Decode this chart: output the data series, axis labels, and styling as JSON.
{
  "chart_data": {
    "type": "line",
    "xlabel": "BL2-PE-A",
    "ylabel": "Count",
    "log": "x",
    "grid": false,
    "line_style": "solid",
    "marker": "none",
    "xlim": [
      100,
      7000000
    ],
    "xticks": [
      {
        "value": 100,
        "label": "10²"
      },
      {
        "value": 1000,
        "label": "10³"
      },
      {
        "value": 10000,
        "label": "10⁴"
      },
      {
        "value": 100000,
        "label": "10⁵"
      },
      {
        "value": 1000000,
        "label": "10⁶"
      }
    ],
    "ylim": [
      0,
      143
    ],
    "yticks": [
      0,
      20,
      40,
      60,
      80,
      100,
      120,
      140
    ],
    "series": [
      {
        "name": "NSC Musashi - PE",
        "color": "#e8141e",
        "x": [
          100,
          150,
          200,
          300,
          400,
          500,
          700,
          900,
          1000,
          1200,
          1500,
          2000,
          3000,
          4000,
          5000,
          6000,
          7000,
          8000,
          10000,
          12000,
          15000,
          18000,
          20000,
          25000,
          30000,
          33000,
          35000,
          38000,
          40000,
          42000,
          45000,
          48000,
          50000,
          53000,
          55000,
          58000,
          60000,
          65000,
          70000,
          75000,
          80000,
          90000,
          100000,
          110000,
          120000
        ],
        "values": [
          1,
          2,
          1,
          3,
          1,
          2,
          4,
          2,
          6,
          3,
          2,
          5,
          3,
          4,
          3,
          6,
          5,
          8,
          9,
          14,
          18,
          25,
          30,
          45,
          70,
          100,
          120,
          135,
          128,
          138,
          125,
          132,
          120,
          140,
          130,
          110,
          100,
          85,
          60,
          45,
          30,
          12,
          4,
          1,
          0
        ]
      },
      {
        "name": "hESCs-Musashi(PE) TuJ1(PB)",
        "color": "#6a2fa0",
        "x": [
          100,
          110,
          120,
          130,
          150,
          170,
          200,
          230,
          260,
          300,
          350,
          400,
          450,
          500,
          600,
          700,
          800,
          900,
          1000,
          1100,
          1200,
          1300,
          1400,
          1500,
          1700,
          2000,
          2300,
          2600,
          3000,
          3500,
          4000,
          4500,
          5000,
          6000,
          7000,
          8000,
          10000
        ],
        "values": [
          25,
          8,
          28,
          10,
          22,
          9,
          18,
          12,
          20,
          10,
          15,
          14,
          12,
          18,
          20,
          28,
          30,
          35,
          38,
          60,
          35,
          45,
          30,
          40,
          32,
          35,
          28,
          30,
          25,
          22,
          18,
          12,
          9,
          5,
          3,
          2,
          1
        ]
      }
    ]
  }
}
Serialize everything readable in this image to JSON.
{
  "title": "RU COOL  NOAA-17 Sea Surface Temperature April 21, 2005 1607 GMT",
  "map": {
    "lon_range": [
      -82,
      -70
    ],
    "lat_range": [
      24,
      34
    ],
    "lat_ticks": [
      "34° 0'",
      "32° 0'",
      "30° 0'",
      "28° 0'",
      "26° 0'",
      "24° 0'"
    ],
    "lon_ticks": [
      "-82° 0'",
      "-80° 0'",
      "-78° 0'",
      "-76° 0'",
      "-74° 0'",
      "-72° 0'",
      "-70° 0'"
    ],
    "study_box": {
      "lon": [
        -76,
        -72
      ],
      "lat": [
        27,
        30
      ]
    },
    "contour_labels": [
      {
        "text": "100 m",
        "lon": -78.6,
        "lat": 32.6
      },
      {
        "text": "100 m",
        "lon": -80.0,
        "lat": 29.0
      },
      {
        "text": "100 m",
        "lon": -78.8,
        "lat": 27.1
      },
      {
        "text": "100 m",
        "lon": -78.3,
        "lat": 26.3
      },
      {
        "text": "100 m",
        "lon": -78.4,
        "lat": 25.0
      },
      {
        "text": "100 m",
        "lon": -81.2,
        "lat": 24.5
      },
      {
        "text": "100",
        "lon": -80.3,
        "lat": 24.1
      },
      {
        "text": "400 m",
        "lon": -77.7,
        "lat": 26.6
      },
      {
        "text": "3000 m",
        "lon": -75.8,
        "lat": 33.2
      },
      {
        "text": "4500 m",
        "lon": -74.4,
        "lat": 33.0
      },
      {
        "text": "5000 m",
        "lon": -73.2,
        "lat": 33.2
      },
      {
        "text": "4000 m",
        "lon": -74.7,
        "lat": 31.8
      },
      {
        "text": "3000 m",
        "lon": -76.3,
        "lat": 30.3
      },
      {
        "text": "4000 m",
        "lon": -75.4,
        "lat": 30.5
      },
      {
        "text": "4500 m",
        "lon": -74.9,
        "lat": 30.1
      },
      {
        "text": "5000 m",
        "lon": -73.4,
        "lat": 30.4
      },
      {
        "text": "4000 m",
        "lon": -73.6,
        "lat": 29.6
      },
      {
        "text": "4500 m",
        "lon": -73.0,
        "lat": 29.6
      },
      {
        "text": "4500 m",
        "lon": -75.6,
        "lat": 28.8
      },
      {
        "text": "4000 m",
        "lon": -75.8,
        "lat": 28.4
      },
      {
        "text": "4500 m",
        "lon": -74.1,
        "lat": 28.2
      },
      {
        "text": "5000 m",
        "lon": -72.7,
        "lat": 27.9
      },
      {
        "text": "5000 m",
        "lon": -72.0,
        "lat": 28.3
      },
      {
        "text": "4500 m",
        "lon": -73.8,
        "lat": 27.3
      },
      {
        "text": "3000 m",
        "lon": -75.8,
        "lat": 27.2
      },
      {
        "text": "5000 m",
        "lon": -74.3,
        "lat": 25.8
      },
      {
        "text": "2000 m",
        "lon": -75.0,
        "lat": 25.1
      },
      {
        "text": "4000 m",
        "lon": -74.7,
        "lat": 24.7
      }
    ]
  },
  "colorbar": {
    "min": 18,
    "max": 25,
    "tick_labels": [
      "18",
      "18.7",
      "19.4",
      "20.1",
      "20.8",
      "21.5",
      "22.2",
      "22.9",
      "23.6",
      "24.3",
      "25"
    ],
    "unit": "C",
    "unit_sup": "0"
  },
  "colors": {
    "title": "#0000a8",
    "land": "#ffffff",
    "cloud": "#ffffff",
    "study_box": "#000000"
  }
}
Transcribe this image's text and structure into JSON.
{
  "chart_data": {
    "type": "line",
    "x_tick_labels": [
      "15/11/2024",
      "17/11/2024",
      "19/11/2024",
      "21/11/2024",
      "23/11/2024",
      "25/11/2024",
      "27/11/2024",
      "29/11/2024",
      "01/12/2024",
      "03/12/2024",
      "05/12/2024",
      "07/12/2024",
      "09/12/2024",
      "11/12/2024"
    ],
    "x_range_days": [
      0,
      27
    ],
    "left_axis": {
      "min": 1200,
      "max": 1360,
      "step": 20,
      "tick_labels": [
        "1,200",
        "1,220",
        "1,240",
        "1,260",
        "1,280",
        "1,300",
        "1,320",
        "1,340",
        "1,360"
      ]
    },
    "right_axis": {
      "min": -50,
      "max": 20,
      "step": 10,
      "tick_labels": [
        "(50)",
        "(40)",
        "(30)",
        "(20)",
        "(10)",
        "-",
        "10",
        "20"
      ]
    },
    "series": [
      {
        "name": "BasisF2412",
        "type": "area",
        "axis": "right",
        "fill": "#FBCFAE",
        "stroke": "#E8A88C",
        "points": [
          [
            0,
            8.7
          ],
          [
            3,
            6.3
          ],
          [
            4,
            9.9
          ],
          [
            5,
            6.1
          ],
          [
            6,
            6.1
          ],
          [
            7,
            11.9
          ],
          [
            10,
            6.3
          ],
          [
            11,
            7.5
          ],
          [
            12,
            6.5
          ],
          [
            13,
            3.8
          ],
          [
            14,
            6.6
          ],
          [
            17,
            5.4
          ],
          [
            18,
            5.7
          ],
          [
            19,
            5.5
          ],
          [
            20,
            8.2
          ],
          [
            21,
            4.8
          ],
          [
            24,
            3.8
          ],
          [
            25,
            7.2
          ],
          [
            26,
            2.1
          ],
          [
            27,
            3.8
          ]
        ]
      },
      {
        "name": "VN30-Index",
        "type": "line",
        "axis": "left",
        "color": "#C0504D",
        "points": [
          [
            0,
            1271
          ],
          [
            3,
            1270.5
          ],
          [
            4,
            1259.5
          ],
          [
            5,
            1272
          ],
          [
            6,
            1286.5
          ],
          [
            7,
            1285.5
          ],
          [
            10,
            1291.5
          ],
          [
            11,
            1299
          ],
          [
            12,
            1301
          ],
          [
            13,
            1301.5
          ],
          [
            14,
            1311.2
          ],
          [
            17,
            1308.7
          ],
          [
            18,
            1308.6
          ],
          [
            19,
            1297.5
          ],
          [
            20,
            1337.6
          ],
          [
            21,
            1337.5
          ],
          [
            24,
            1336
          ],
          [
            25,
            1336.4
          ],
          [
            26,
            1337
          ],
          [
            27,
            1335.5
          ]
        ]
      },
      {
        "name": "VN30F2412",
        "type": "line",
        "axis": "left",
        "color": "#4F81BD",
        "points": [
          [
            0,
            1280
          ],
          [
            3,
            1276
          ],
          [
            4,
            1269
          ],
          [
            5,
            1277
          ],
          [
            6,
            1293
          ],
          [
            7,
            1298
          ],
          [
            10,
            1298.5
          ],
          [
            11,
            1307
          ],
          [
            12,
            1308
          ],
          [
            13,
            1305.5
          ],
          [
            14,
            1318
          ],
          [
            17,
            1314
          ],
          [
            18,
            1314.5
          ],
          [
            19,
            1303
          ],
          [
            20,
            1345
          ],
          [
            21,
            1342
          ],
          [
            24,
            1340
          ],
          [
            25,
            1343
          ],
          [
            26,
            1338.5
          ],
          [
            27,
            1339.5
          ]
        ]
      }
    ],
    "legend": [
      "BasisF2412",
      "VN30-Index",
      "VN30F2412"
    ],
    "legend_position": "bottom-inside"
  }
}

___

Go over the data above and copy every line that has the word "JSON" in it.

Solution for this task:
Decode this chart: output the data series, axis labels, and styling as JSON.
Serialize everything readable in this image to JSON.
Transcribe this image's text and structure into JSON.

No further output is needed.